Exercise task
Write the entries below out again exactly; any picture in them stays out.

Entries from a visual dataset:
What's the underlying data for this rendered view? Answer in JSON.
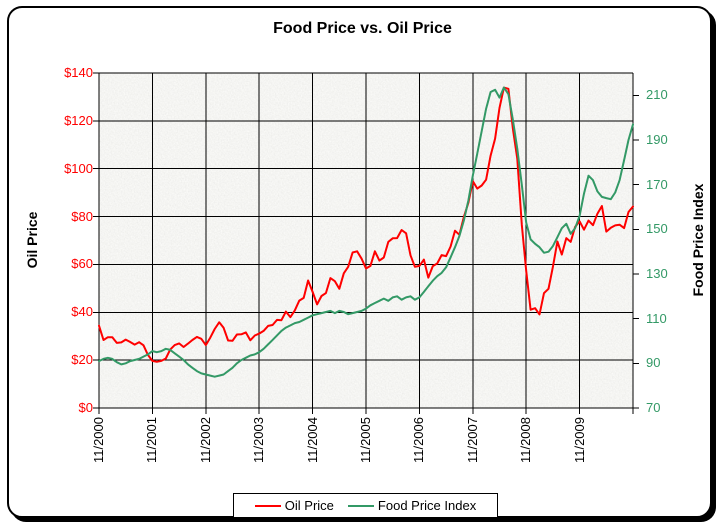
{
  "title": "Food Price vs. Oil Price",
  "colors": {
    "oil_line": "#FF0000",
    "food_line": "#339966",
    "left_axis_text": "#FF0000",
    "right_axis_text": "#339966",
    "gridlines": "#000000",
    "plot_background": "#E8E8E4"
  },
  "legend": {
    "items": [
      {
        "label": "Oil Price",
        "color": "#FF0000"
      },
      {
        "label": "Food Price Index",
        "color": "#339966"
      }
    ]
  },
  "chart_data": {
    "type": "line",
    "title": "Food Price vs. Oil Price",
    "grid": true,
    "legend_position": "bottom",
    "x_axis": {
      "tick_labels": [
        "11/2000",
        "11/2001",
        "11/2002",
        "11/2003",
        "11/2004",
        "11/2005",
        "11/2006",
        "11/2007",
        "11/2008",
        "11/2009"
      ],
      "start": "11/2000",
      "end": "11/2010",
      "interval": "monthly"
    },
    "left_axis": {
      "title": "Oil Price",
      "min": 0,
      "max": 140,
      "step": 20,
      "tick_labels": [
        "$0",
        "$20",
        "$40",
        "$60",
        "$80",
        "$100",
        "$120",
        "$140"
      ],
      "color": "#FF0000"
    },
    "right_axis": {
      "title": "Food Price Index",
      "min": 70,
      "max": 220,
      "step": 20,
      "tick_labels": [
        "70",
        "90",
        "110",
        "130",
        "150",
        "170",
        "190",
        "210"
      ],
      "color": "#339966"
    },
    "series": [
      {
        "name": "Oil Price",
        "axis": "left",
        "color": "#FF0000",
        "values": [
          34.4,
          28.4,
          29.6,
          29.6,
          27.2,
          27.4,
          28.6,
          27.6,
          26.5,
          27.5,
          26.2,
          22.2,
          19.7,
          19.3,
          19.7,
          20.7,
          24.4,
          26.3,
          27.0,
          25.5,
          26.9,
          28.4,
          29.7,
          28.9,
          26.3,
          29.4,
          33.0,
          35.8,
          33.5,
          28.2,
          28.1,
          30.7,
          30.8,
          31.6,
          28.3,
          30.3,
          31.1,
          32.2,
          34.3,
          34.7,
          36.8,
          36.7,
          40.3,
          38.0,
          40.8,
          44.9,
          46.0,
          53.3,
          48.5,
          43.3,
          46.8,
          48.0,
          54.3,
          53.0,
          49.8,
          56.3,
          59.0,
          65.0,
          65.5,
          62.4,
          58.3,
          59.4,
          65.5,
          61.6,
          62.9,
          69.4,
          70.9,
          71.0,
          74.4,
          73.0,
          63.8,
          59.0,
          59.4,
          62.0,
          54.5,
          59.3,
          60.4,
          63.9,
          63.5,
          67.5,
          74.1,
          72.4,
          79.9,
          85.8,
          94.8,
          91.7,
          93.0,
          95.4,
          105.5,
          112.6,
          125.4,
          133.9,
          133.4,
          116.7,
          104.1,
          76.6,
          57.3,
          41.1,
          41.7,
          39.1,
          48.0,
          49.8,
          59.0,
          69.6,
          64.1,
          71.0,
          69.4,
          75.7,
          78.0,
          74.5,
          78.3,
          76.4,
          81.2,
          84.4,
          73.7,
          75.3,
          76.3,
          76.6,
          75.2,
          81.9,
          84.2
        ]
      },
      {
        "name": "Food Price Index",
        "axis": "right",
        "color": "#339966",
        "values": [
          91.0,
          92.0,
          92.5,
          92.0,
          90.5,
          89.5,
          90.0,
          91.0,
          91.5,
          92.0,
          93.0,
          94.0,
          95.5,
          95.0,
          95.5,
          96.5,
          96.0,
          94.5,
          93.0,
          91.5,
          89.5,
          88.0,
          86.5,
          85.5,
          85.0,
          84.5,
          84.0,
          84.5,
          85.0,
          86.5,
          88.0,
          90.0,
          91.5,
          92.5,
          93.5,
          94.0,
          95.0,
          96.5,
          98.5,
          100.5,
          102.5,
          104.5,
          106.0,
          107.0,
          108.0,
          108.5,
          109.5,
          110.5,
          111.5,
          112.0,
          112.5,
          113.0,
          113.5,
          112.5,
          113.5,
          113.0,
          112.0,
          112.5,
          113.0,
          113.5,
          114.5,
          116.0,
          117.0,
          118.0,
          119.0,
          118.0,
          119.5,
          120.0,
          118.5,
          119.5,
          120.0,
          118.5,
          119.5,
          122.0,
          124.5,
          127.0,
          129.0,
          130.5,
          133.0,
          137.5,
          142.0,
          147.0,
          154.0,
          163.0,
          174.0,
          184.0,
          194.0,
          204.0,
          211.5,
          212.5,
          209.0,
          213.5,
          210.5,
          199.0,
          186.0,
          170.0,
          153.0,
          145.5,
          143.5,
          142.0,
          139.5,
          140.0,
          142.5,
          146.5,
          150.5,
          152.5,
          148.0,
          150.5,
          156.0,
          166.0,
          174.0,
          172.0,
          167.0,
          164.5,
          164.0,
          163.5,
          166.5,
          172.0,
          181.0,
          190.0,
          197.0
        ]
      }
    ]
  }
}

Exercise output
What's the underlying data for this rendered view? Answer in JSON.
{
  "title": "Food Price vs. Oil Price",
  "colors": {
    "oil_line": "#FF0000",
    "food_line": "#339966",
    "left_axis_text": "#FF0000",
    "right_axis_text": "#339966",
    "gridlines": "#000000",
    "plot_background": "#E8E8E4"
  },
  "legend": {
    "items": [
      {
        "label": "Oil Price",
        "color": "#FF0000"
      },
      {
        "label": "Food Price Index",
        "color": "#339966"
      }
    ]
  },
  "chart_data": {
    "type": "line",
    "title": "Food Price vs. Oil Price",
    "grid": true,
    "legend_position": "bottom",
    "x_axis": {
      "tick_labels": [
        "11/2000",
        "11/2001",
        "11/2002",
        "11/2003",
        "11/2004",
        "11/2005",
        "11/2006",
        "11/2007",
        "11/2008",
        "11/2009"
      ],
      "start": "11/2000",
      "end": "11/2010",
      "interval": "monthly"
    },
    "left_axis": {
      "title": "Oil Price",
      "min": 0,
      "max": 140,
      "step": 20,
      "tick_labels": [
        "$0",
        "$20",
        "$40",
        "$60",
        "$80",
        "$100",
        "$120",
        "$140"
      ],
      "color": "#FF0000"
    },
    "right_axis": {
      "title": "Food Price Index",
      "min": 70,
      "max": 220,
      "step": 20,
      "tick_labels": [
        "70",
        "90",
        "110",
        "130",
        "150",
        "170",
        "190",
        "210"
      ],
      "color": "#339966"
    },
    "series": [
      {
        "name": "Oil Price",
        "axis": "left",
        "color": "#FF0000",
        "values": [
          34.4,
          28.4,
          29.6,
          29.6,
          27.2,
          27.4,
          28.6,
          27.6,
          26.5,
          27.5,
          26.2,
          22.2,
          19.7,
          19.3,
          19.7,
          20.7,
          24.4,
          26.3,
          27.0,
          25.5,
          26.9,
          28.4,
          29.7,
          28.9,
          26.3,
          29.4,
          33.0,
          35.8,
          33.5,
          28.2,
          28.1,
          30.7,
          30.8,
          31.6,
          28.3,
          30.3,
          31.1,
          32.2,
          34.3,
          34.7,
          36.8,
          36.7,
          40.3,
          38.0,
          40.8,
          44.9,
          46.0,
          53.3,
          48.5,
          43.3,
          46.8,
          48.0,
          54.3,
          53.0,
          49.8,
          56.3,
          59.0,
          65.0,
          65.5,
          62.4,
          58.3,
          59.4,
          65.5,
          61.6,
          62.9,
          69.4,
          70.9,
          71.0,
          74.4,
          73.0,
          63.8,
          59.0,
          59.4,
          62.0,
          54.5,
          59.3,
          60.4,
          63.9,
          63.5,
          67.5,
          74.1,
          72.4,
          79.9,
          85.8,
          94.8,
          91.7,
          93.0,
          95.4,
          105.5,
          112.6,
          125.4,
          133.9,
          133.4,
          116.7,
          104.1,
          76.6,
          57.3,
          41.1,
          41.7,
          39.1,
          48.0,
          49.8,
          59.0,
          69.6,
          64.1,
          71.0,
          69.4,
          75.7,
          78.0,
          74.5,
          78.3,
          76.4,
          81.2,
          84.4,
          73.7,
          75.3,
          76.3,
          76.6,
          75.2,
          81.9,
          84.2
        ]
      },
      {
        "name": "Food Price Index",
        "axis": "right",
        "color": "#339966",
        "values": [
          91.0,
          92.0,
          92.5,
          92.0,
          90.5,
          89.5,
          90.0,
          91.0,
          91.5,
          92.0,
          93.0,
          94.0,
          95.5,
          95.0,
          95.5,
          96.5,
          96.0,
          94.5,
          93.0,
          91.5,
          89.5,
          88.0,
          86.5,
          85.5,
          85.0,
          84.5,
          84.0,
          84.5,
          85.0,
          86.5,
          88.0,
          90.0,
          91.5,
          92.5,
          93.5,
          94.0,
          95.0,
          96.5,
          98.5,
          100.5,
          102.5,
          104.5,
          106.0,
          107.0,
          108.0,
          108.5,
          109.5,
          110.5,
          111.5,
          112.0,
          112.5,
          113.0,
          113.5,
          112.5,
          113.5,
          113.0,
          112.0,
          112.5,
          113.0,
          113.5,
          114.5,
          116.0,
          117.0,
          118.0,
          119.0,
          118.0,
          119.5,
          120.0,
          118.5,
          119.5,
          120.0,
          118.5,
          119.5,
          122.0,
          124.5,
          127.0,
          129.0,
          130.5,
          133.0,
          137.5,
          142.0,
          147.0,
          154.0,
          163.0,
          174.0,
          184.0,
          194.0,
          204.0,
          211.5,
          212.5,
          209.0,
          213.5,
          210.5,
          199.0,
          186.0,
          170.0,
          153.0,
          145.5,
          143.5,
          142.0,
          139.5,
          140.0,
          142.5,
          146.5,
          150.5,
          152.5,
          148.0,
          150.5,
          156.0,
          166.0,
          174.0,
          172.0,
          167.0,
          164.5,
          164.0,
          163.5,
          166.5,
          172.0,
          181.0,
          190.0,
          197.0
        ]
      }
    ]
  }
}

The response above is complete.